TASK TO CARRY OUT: Note each line that includes the word "khoa". Copy those lines.

>> Begin ENTRIES PROVIDED

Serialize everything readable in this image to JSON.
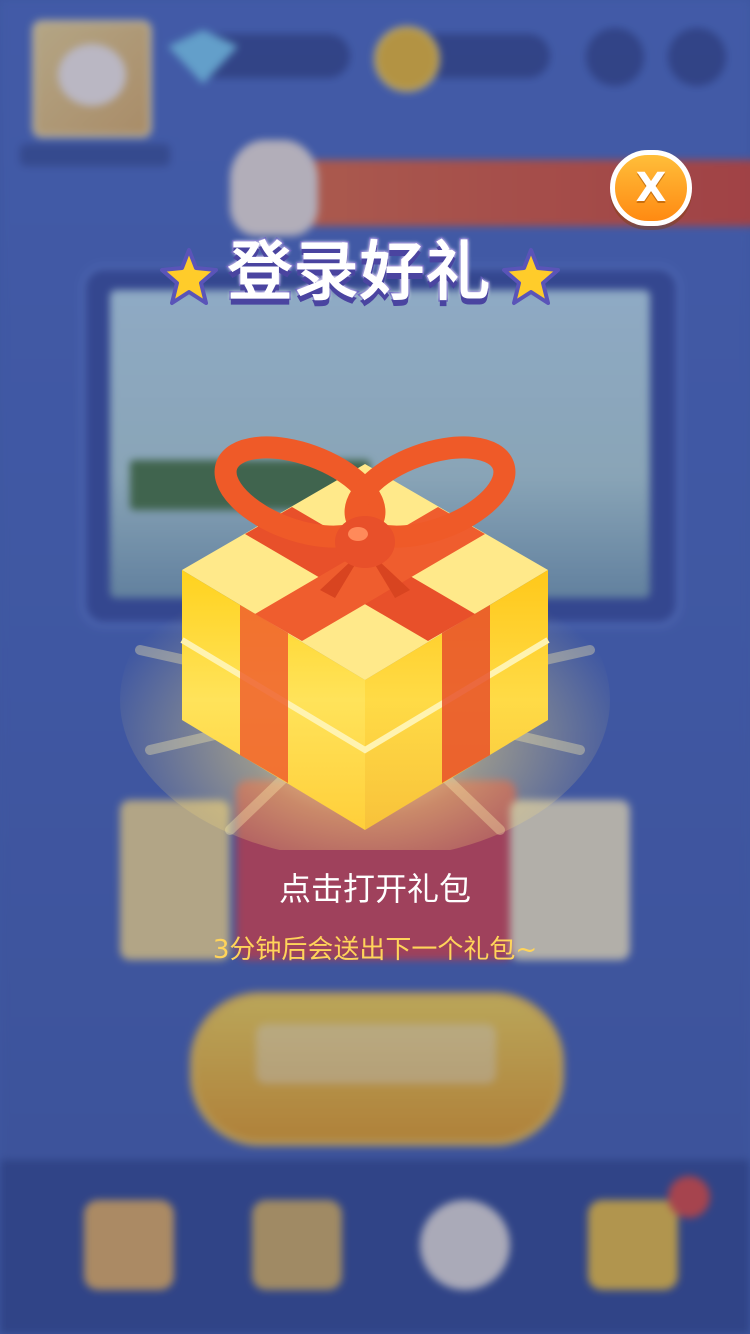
{
  "modal": {
    "title": "登录好礼",
    "close_label": "X",
    "gift_caption": "点击打开礼包",
    "gift_note": "3分钟后会送出下一个礼包~"
  },
  "icons": {
    "close": "close-icon",
    "title_star": "star-icon",
    "gift": "gift-box-icon"
  },
  "colors": {
    "background": "#4a67b4",
    "close_button": "#ff9a1e",
    "title_outline": "#5a54b8",
    "note_text": "#ffd45a",
    "gift_yellow": "#ffd62e",
    "gift_ribbon": "#e8502a"
  }
}
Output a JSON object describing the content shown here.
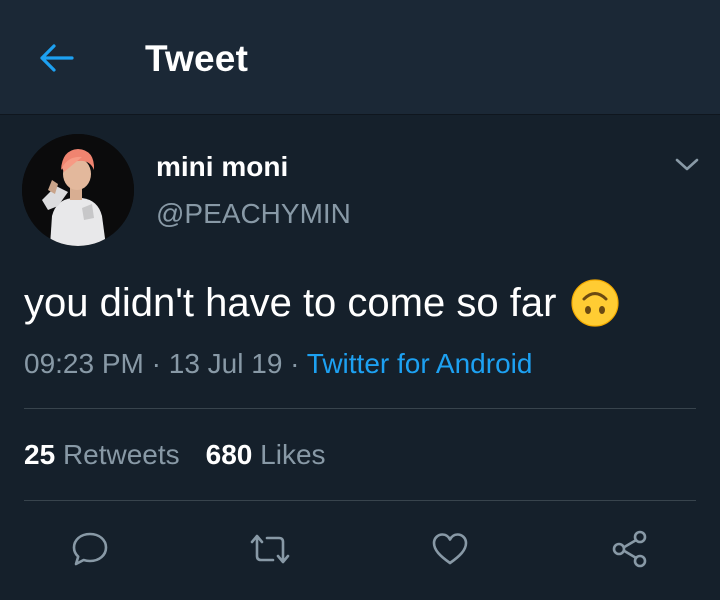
{
  "header": {
    "title": "Tweet"
  },
  "tweet": {
    "display_name": "mini moni",
    "handle": "@PEACHYMIN",
    "text": "you didn't have to come so far",
    "emoji": "upside-down-face",
    "time": "09:23 PM",
    "date": "13 Jul 19",
    "separator": "·",
    "source": "Twitter for Android"
  },
  "stats": {
    "retweets_count": "25",
    "retweets_label": "Retweets",
    "likes_count": "680",
    "likes_label": "Likes"
  },
  "actions": [
    "reply-icon",
    "retweet-icon",
    "like-icon",
    "share-icon"
  ],
  "colors": {
    "background": "#15202b",
    "header": "#1b2836",
    "accent": "#1da1f2",
    "secondary_text": "#8899a6",
    "divider": "#38444d"
  }
}
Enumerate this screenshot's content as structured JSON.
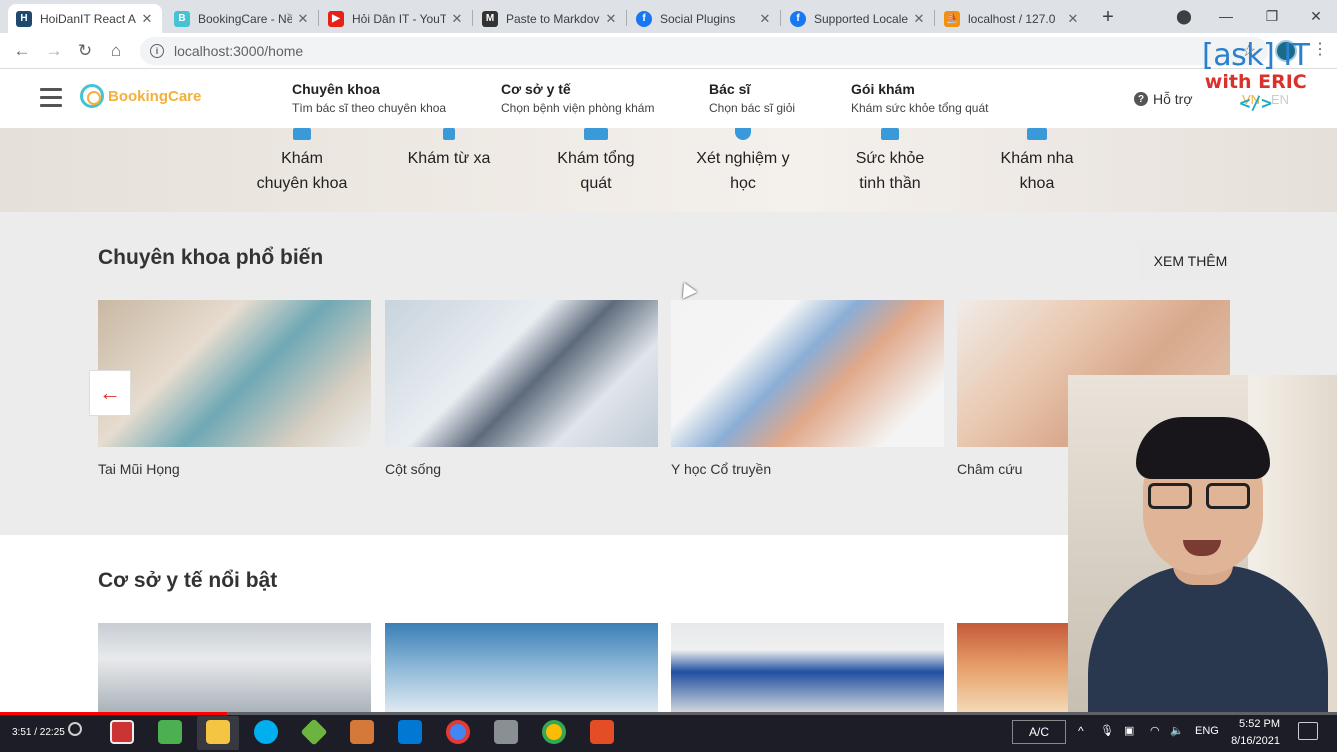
{
  "browser": {
    "tabs": [
      {
        "title": "HoiDanIT React A",
        "color": "#1f4a6e",
        "icon": "H"
      },
      {
        "title": "BookingCare - Nề",
        "color": "#45c3d2",
        "icon": "B"
      },
      {
        "title": "Hỏi Dân IT - YouT",
        "color": "#e62117",
        "icon": "▶"
      },
      {
        "title": "Paste to Markdov",
        "color": "#333333",
        "icon": "M"
      },
      {
        "title": "Social Plugins",
        "color": "#1877f2",
        "icon": "f"
      },
      {
        "title": "Supported Locale",
        "color": "#1877f2",
        "icon": "f"
      },
      {
        "title": "localhost / 127.0",
        "color": "#f29111",
        "icon": "⛵"
      }
    ],
    "url": "localhost:3000/home"
  },
  "header": {
    "logo_text": "BookingCare",
    "menu": [
      {
        "title": "Chuyên khoa",
        "sub": "Tìm bác sĩ theo chuyên khoa"
      },
      {
        "title": "Cơ sở y tế",
        "sub": "Chọn bệnh viện phòng khám"
      },
      {
        "title": "Bác sĩ",
        "sub": "Chọn bác sĩ giỏi"
      },
      {
        "title": "Gói khám",
        "sub": "Khám sức khỏe tổng quát"
      }
    ],
    "support": "Hỗ trợ",
    "lang_vn": "VN",
    "lang_en": "EN"
  },
  "services": [
    {
      "line1": "Khám",
      "line2": "chuyên khoa"
    },
    {
      "line1": "Khám từ xa",
      "line2": ""
    },
    {
      "line1": "Khám tổng",
      "line2": "quát"
    },
    {
      "line1": "Xét nghiệm y",
      "line2": "học"
    },
    {
      "line1": "Sức khỏe",
      "line2": "tinh thần"
    },
    {
      "line1": "Khám nha",
      "line2": "khoa"
    }
  ],
  "watermark": {
    "line1": "[ask] IT",
    "line2": "with ERIC",
    "line3": "</>"
  },
  "specialty": {
    "title": "Chuyên khoa phổ biến",
    "more": "XEM THÊM",
    "items": [
      "Tai Mũi Họng",
      "Cột sống",
      "Y học Cổ truyền",
      "Châm cứu"
    ],
    "prev": "←"
  },
  "facility": {
    "title": "Cơ sở y tế nổi bật"
  },
  "taskbar": {
    "video_time": "3:51 / 22:25",
    "video_progress": 0.17,
    "ac_label": "A/C",
    "lang": "ENG",
    "time": "5:52 PM",
    "date": "8/16/2021"
  }
}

>> End ENTRIES PROVIDED

FULL OUTPUT:
        "title": "Chuyên khoa",
        "sub": "Tìm bác sĩ theo chuyên khoa"
      "line2": "chuyên khoa"
      "line2": "khoa"
    "title": "Chuyên khoa phổ biến",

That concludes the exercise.